● **EXTRACT**
=-=-=
Download M total files with N simultaneous Async HTTP clients, where M is large and N is configurable

335 views Asked by At

I'm trying to write a script which will download at most N files simultaneously via HTTP.

I've previously used AnyEvent::Worker::Pool to manage a pool of BLOCKING tasks. I've also used AnyEvent::HTTP in combination with AnyEvent->condvar to manage NON-BLOCKING downloads individually.

I thought that it should be pretty simple to combine the two approaches so that AnyEvent->condvar makes AnyEvent::HTTP::http_get look BLOCKING from the perspective of AnyEvent::Worker::Pool.

However, I'm getting some errors I don't understand, presumably due to implementation details of AnyEvent::Worker. Here's a really cut-down version of the script that demonstrates the issue:

use EV;
use AnyEvent 5;
use AnyEvent::Worker::Pool;
use AnyEvent::HTTP;
use 5.10.0;
use strict;

my $pool_size = 2;
my $num_jobs  = 7;

# Create a pool of $pool_size workers
my $workers = AnyEvent::Worker::Pool->new($pool_size, sub {
  my ($job) = @_;
  eval {
    my $cv = AnyEvent->condvar;
    print "worker starting download [$job] ...\n";
    http_get 'http://download.thinkbroadband.com/5MB.zip', sub {
      my ($data, $headers) = @_;
      if ($headers->{Status} =~ /^2/) { 
        print "download [$job] succeeded.\n"; 
      } else { 
        print "download [$job] failed.\n"; 
      }
      $cv->send; # notification of download complete/exit.
    };

    $cv->recv; # wait for download to complete/exit before returning to pool
  }; if ($@) {
    print "worker payload error: $@\n";
  }
  return 1;
});

# dispatch the full list of downloads
my ($need,$done) = ($num_jobs, 0);
for my $job (0 .. ($need - 1)) {
  print "dispatching job $job...\n";
  $workers->do($job, sub {
    print "worker [$job] payload threw exception: $@\n" if $@;
    print "worker [$job] payload completed successfully!\n" unless $@;
    EV::unloop if ++$done == $need;
  });
}

EV::loop; # wait here for all downloads to complete
print "We're done!\n"; # some useful code to follow here...

Demo output is as follows:

user@host:~$ ./test.pl
dispatching job 0...
dispatching job 1...
=-=-=
● **SUPPLIED INFORMATION**
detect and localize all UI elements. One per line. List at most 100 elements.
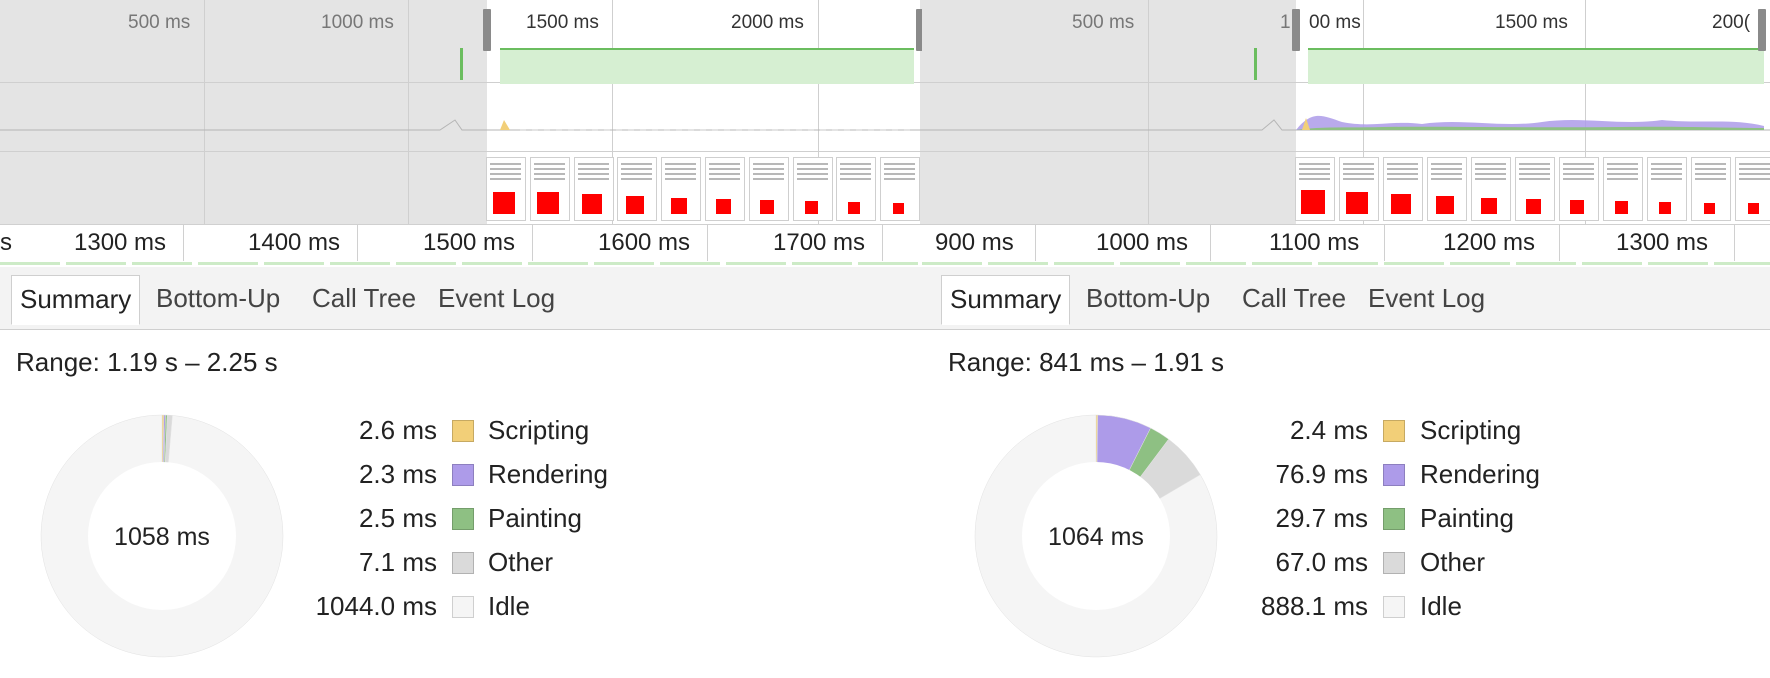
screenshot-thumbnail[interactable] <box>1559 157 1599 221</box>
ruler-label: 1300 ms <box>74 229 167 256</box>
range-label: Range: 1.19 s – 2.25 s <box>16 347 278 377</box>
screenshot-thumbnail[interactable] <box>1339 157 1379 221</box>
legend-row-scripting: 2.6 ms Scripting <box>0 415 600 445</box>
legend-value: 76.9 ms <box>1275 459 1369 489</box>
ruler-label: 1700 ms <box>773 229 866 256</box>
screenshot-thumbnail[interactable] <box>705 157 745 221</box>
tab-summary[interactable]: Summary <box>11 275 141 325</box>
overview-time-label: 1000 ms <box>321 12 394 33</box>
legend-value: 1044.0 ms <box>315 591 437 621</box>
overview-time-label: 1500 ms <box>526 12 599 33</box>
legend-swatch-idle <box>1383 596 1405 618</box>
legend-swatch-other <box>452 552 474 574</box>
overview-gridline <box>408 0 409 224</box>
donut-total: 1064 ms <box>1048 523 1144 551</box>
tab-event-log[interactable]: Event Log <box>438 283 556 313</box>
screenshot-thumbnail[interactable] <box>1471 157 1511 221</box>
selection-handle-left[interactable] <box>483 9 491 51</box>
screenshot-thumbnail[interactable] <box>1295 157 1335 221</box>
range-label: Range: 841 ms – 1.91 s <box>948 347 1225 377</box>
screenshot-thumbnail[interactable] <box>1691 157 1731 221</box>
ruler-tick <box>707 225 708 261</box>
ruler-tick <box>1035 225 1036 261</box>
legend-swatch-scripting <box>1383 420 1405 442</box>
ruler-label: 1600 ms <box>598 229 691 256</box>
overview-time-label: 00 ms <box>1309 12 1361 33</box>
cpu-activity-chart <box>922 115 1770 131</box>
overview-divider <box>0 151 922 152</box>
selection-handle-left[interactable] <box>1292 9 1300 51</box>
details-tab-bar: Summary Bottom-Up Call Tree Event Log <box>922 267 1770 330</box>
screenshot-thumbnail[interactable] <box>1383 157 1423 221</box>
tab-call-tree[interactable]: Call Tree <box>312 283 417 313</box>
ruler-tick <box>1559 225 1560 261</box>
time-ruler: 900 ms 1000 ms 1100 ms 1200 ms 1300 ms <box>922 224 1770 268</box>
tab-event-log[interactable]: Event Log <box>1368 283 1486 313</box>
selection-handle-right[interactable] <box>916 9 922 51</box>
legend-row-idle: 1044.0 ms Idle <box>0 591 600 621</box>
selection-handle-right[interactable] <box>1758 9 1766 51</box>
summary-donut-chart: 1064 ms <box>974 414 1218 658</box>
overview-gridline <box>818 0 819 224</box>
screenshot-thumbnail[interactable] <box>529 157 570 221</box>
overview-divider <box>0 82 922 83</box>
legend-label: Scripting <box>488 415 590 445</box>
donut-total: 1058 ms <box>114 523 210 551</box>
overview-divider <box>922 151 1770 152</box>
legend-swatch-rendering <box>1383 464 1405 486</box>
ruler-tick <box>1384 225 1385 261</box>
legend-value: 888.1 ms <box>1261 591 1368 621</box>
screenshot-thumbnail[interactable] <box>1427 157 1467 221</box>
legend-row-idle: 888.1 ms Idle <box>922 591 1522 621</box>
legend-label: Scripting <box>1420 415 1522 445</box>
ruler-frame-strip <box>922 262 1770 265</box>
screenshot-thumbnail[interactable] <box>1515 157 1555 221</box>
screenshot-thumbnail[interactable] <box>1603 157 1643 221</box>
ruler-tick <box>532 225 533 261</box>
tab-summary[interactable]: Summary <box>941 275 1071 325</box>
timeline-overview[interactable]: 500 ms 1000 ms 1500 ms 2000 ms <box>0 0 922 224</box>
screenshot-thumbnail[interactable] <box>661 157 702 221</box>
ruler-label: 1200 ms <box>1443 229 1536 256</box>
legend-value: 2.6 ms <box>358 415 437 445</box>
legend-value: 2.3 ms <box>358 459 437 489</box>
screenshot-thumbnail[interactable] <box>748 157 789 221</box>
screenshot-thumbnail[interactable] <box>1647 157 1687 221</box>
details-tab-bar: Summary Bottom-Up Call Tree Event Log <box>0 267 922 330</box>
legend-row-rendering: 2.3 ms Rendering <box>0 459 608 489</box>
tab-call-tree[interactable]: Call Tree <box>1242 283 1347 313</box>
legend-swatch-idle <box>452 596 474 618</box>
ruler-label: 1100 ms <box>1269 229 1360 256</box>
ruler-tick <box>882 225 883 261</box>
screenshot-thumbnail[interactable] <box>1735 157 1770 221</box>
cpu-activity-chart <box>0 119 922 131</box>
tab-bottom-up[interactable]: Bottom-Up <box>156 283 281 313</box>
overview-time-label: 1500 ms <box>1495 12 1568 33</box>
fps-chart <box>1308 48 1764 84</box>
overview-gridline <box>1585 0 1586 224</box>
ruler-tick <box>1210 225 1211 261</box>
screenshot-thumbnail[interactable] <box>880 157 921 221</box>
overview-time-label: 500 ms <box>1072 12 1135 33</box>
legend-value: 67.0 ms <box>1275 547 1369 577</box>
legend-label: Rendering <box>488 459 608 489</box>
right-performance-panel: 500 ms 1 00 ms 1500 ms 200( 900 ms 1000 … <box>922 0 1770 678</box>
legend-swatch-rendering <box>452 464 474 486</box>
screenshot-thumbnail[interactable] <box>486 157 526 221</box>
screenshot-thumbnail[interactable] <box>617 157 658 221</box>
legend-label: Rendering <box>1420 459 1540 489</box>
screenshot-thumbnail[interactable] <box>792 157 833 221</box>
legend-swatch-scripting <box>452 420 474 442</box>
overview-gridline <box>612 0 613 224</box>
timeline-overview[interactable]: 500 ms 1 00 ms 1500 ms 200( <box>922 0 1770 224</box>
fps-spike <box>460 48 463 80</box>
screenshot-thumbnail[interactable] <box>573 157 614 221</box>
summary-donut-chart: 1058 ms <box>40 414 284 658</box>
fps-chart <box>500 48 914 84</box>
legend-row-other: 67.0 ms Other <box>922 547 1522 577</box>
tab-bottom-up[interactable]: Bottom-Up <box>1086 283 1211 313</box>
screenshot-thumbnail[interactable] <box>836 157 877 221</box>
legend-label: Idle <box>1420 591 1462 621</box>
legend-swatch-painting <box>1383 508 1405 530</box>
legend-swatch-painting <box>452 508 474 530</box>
=-=-=
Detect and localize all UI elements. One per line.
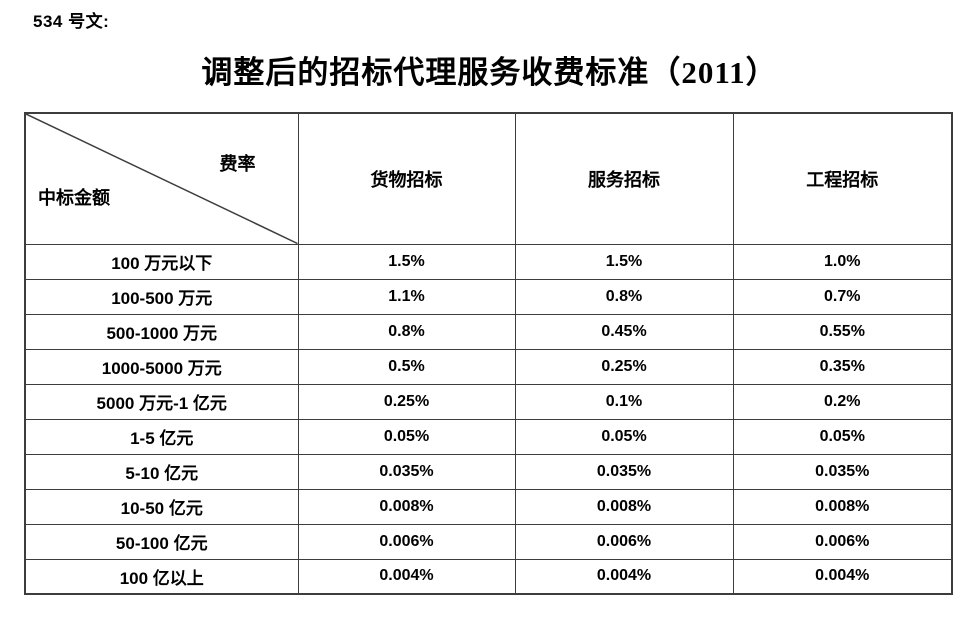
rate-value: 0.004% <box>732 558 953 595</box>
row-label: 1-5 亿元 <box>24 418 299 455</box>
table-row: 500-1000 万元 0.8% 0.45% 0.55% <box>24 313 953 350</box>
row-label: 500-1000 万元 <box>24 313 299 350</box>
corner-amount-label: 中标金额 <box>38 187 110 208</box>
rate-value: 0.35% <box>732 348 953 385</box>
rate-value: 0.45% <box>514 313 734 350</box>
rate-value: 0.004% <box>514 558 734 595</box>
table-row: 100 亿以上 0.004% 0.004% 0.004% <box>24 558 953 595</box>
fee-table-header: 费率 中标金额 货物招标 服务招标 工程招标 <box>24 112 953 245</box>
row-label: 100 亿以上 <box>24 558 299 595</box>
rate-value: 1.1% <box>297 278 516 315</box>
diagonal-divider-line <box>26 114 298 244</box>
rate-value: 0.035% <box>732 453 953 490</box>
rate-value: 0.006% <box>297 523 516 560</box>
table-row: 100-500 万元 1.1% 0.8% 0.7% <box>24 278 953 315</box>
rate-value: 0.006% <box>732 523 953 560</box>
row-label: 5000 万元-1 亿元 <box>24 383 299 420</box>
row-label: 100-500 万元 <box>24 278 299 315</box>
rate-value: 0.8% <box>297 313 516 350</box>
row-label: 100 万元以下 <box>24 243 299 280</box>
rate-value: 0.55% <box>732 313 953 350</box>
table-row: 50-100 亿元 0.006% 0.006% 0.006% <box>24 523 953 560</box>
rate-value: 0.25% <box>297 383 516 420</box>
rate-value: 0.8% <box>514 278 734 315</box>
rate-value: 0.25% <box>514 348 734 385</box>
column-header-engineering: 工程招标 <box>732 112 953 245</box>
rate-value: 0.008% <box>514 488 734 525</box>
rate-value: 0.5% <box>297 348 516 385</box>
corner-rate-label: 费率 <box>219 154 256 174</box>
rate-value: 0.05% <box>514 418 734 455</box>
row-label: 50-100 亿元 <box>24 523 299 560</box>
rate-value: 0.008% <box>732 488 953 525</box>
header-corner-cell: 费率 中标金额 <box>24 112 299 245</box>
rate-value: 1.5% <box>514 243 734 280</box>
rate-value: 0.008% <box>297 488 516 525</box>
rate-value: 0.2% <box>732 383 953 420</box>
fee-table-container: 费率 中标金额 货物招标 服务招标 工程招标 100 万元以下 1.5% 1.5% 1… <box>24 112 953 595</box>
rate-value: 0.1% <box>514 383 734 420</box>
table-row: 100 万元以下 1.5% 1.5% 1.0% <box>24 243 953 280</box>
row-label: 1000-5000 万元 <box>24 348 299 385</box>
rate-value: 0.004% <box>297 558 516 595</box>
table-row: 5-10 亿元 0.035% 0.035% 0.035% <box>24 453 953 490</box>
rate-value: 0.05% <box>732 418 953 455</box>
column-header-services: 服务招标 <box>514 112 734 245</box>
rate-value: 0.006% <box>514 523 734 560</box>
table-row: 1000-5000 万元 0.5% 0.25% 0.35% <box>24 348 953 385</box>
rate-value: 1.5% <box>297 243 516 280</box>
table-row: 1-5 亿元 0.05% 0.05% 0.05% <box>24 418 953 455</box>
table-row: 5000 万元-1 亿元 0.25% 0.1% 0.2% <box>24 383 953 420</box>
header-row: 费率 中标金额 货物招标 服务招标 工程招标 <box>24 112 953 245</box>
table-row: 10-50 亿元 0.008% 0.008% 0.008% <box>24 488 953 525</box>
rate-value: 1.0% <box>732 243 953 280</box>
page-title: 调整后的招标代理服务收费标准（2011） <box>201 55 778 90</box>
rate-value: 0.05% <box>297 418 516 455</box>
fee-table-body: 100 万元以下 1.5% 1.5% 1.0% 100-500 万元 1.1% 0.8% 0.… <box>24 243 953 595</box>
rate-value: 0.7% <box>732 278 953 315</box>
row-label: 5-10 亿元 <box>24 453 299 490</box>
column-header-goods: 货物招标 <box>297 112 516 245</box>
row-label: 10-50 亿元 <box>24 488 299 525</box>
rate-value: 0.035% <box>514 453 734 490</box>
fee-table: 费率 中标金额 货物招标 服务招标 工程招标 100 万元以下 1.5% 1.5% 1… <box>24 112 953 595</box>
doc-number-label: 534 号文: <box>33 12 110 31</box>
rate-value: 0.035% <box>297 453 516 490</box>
=-=-=
● **COMPLETE THE FOLLOWING**
#1 Copy the part of the forum post on parallel HTTP downloads starting at "EV::loop; # wait" and ending at "dispatching job 0...".
#2 Render this sentence from the forum post on parallel HTTP downloads in Spanish: "I'm trying to write a script which will download at most N files simultaneously via HTTP."

● **RESULTS BY TASK**
#1
EV::loop; # wait here for all downloads to complete
print "We're done!\n"; # some useful code to follow here...

Demo output is as follows:

user@host:~$ ./test.pl
dispatching job 0...

#2 Estoy intentando escribir un script que descargue como máximo N archivos simultáneamente mediante HTTP.